- _Trecho fornecido_
^^^^

Estadunidense de origem afro-caribenha, aos 4 anos Basquiat já sabia ler e escrever, e aos 11 anos era fluente em inglês, francês e espanhol. Ainda adolescente, fugiu de casa e abandonou a escola, indo viver com amigos e se sustentando com a venda de camisetas e cartões-postais. Sem formação acadêmica em artes, seu olhar artístico foi despertado por meio das visitas com a mãe ao Museu de Arte Moderna de Nova York (MoMa).
Suas primeiras intervenções artísticas no espaço público foram os graffitis ou pixos em edifícios em Manhattan, usando o pseudônimo SAMO. Em 1979, formou a banda de rock “Gray”.

^^^^

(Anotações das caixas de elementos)
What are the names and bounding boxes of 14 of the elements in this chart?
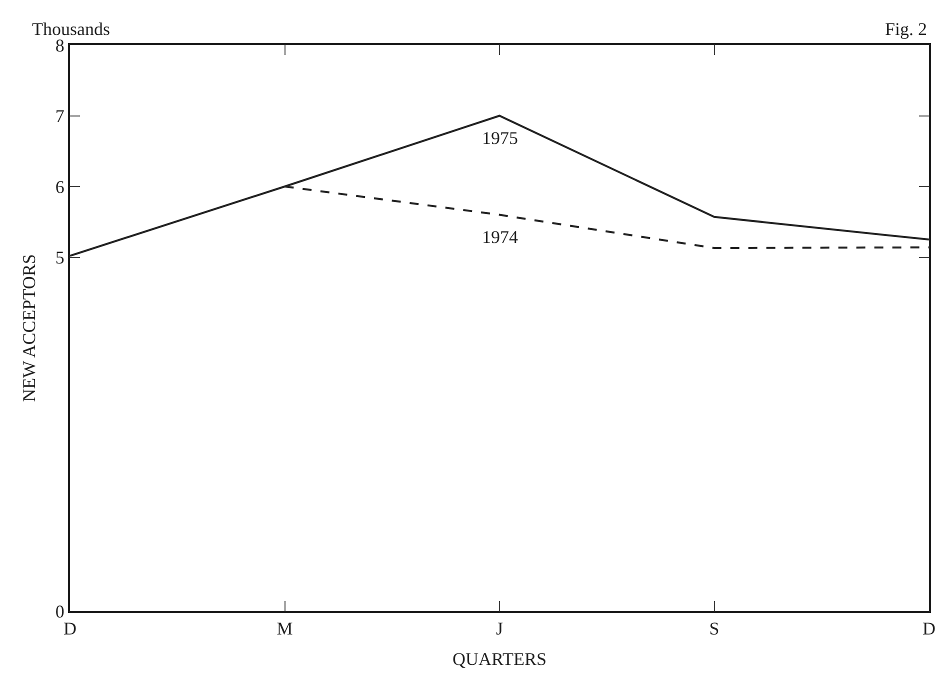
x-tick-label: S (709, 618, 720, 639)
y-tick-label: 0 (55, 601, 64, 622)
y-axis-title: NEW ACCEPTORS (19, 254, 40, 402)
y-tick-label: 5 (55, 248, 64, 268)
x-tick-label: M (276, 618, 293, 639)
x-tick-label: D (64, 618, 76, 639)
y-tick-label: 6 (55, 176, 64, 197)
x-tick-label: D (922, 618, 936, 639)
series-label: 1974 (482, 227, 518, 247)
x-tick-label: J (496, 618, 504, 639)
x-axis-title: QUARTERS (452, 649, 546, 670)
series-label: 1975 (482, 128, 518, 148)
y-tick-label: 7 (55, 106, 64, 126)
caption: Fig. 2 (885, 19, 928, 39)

^^^^

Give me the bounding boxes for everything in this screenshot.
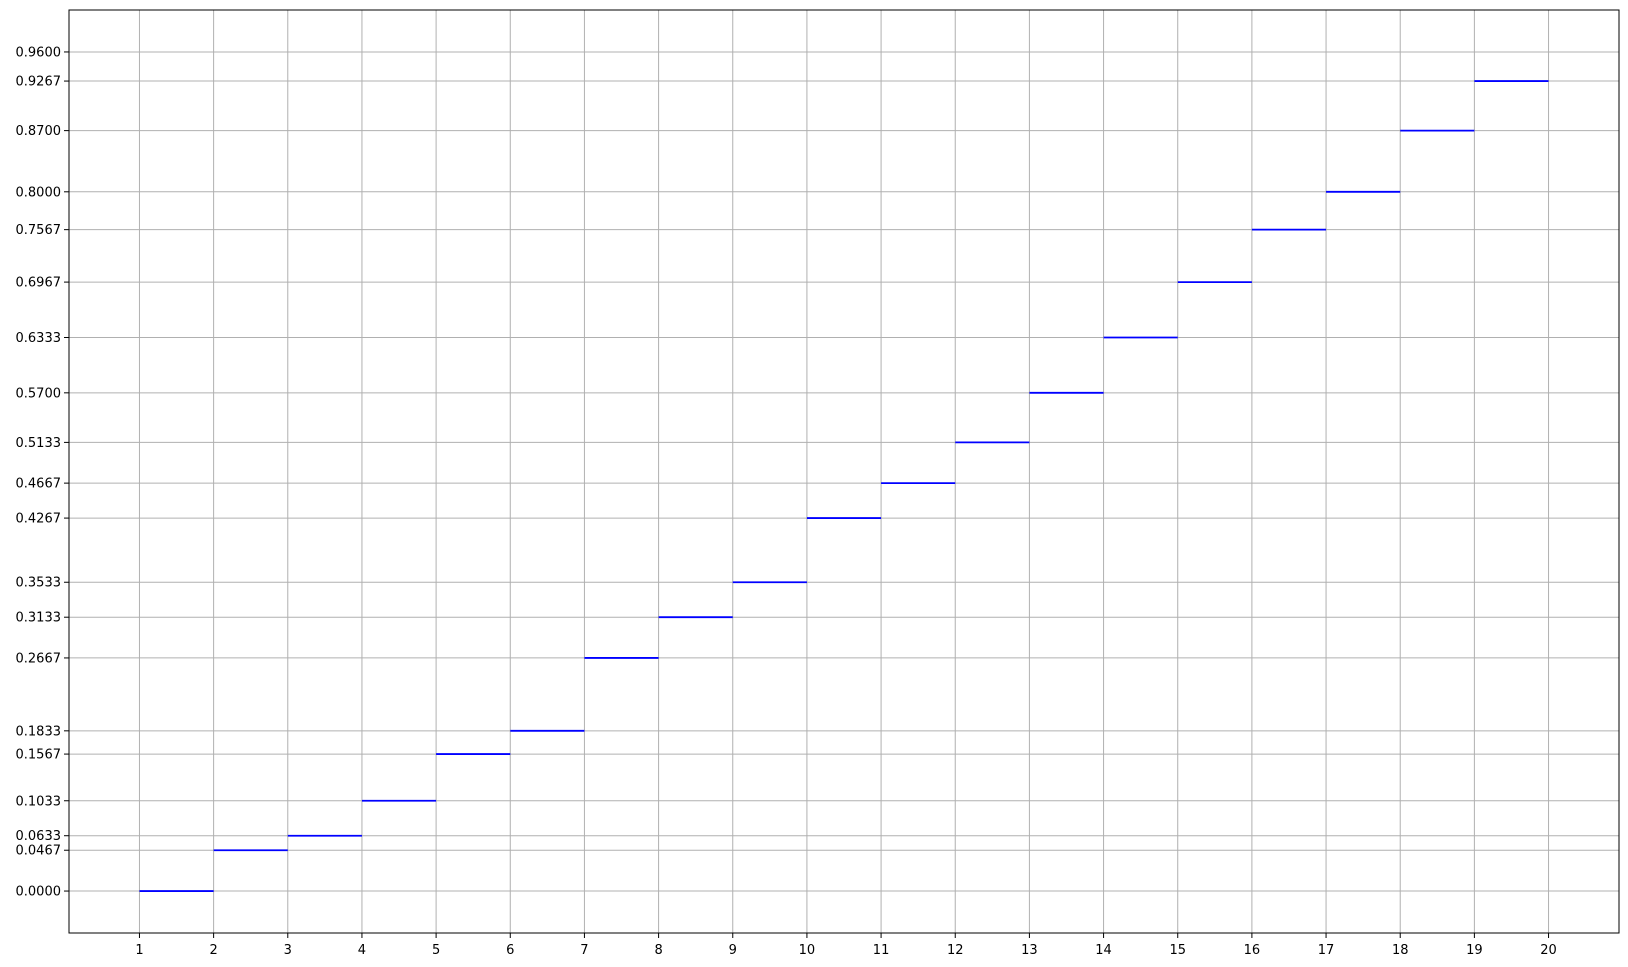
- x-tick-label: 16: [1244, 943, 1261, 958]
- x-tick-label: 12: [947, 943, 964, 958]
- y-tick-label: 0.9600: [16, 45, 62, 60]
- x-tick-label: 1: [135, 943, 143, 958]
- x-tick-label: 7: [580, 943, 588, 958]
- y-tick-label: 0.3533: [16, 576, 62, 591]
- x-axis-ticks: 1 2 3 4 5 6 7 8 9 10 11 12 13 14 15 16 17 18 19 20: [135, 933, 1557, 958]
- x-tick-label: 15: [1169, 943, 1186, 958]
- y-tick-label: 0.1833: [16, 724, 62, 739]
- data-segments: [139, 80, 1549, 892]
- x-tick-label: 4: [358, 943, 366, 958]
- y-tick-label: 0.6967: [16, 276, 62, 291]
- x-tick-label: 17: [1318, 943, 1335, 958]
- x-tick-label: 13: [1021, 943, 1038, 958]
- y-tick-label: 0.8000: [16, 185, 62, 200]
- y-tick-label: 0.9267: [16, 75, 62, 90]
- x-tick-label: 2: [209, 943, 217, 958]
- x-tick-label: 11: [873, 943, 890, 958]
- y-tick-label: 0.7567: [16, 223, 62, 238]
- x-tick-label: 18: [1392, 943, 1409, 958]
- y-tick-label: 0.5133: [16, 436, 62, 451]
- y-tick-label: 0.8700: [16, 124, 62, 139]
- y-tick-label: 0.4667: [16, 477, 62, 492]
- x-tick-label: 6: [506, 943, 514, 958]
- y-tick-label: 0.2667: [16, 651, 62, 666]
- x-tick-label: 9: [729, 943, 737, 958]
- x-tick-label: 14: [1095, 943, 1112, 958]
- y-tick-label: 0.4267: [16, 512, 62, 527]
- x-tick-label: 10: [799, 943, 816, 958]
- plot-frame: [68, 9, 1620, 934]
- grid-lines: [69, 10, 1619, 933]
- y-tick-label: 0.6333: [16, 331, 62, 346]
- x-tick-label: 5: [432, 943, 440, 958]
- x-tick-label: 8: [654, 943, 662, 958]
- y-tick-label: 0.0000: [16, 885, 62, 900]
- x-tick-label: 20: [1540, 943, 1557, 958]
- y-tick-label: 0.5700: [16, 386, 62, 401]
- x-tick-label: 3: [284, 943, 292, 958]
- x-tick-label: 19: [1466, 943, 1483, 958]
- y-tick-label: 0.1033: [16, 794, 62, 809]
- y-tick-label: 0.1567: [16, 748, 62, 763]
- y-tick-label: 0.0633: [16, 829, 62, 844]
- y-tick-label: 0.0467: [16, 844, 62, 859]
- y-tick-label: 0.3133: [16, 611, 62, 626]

^^^^

- _Ações a realizar_
A. Resuma em duas frases o trecho sobre Basquiat.
B. Reproduza fielmente o trecho sobre Basquiat entre "Estadunidense de origem" e "Nova York (MoMa).", inclusive.
C. Responda com base no trecho sobre Basquiat:
(i) Com que idade ele era fluente em inglês, francês e espanhol?
(ii) Com a venda de que produtos ele se sustentava depois de fugir de casa?
(iii) Que pseudônimo usava nas intervenções em edifícios de Manhattan?

- _Respostas_
A. Basquiat, estadunidense de origem afro-caribenha, já sabia ler e escrever aos 4 anos, era fluente em três idiomas aos 11 e, sem formação acadêmica em artes, teve o olhar artístico despertado nas visitas com a mãe ao MoMa. Suas primeiras intervenções artísticas foram graffitis em edifícios de Manhattan, com o pseudônimo SAMO, e em 1979 ele formou a banda de rock "Gray".

B.
Estadunidense de origem afro-caribenha, aos 4 anos Basquiat já sabia ler e escrever, e aos 11 anos era fluente em inglês, francês e espanhol. Ainda adolescente, fugiu de casa e abandonou a escola, indo viver com amigos e se sustentando com a venda de camisetas e cartões-postais. Sem formação acadêmica em artes, seu olhar artístico foi despertado por meio das visitas com a mãe ao Museu de Arte Moderna de Nova York (MoMa).

C.
(i) Aos 11 anos.
(ii) Camisetas e cartões-postais.
(iii) SAMO.